__Directions for this task__. Select every line below containing the word "Management".

__Material supplied__.
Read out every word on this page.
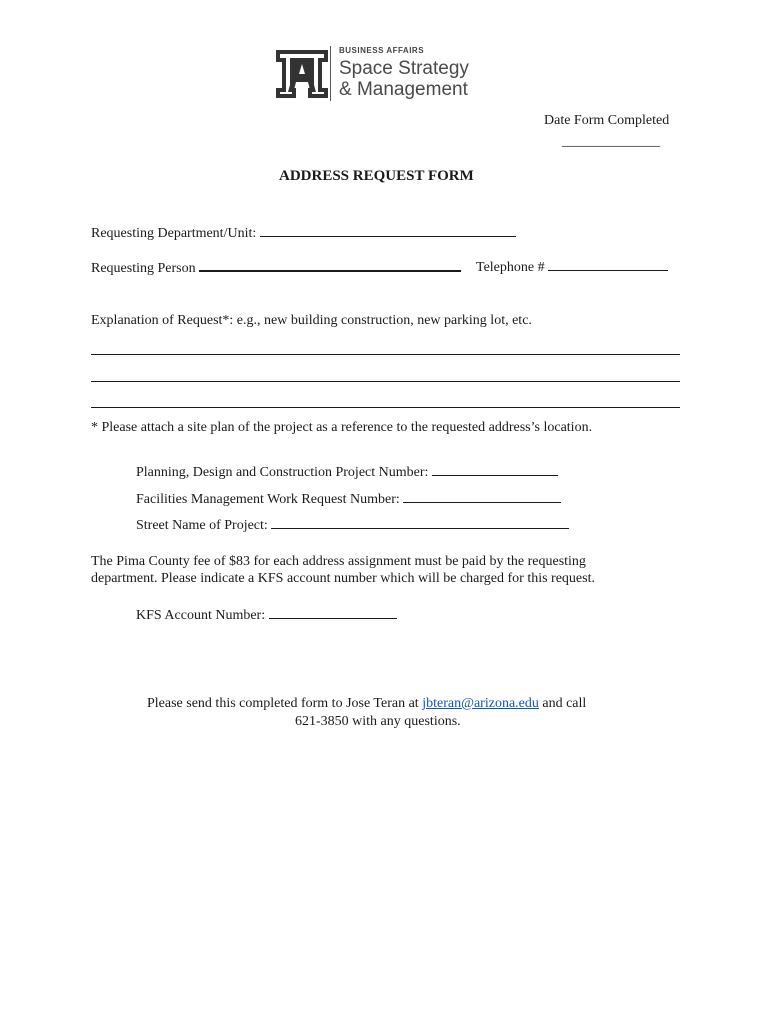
BUSINESS AFFAIRS
Space Strategy
& Management
Date Form Completed
______________
ADDRESS REQUEST FORM
Requesting Department/Unit:
Requesting Person	Telephone #
Explanation of Request*: e.g., new building construction, new parking lot, etc.
* Please attach a site plan of the project as a reference to the requested address’s location.
Planning, Design and Construction Project Number:
Facilities Management Work Request Number:
Street Name of Project:
The Pima County fee of $83 for each address assignment must be paid by the requesting
department. Please indicate a KFS account number which will be charged for this request.
KFS Account Number:
Please send this completed form to Jose Teran at jbteran@arizona.edu and call
621-3850 with any questions.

__Solution to the exercise__.
& Management
Facilities Management Work Request Number:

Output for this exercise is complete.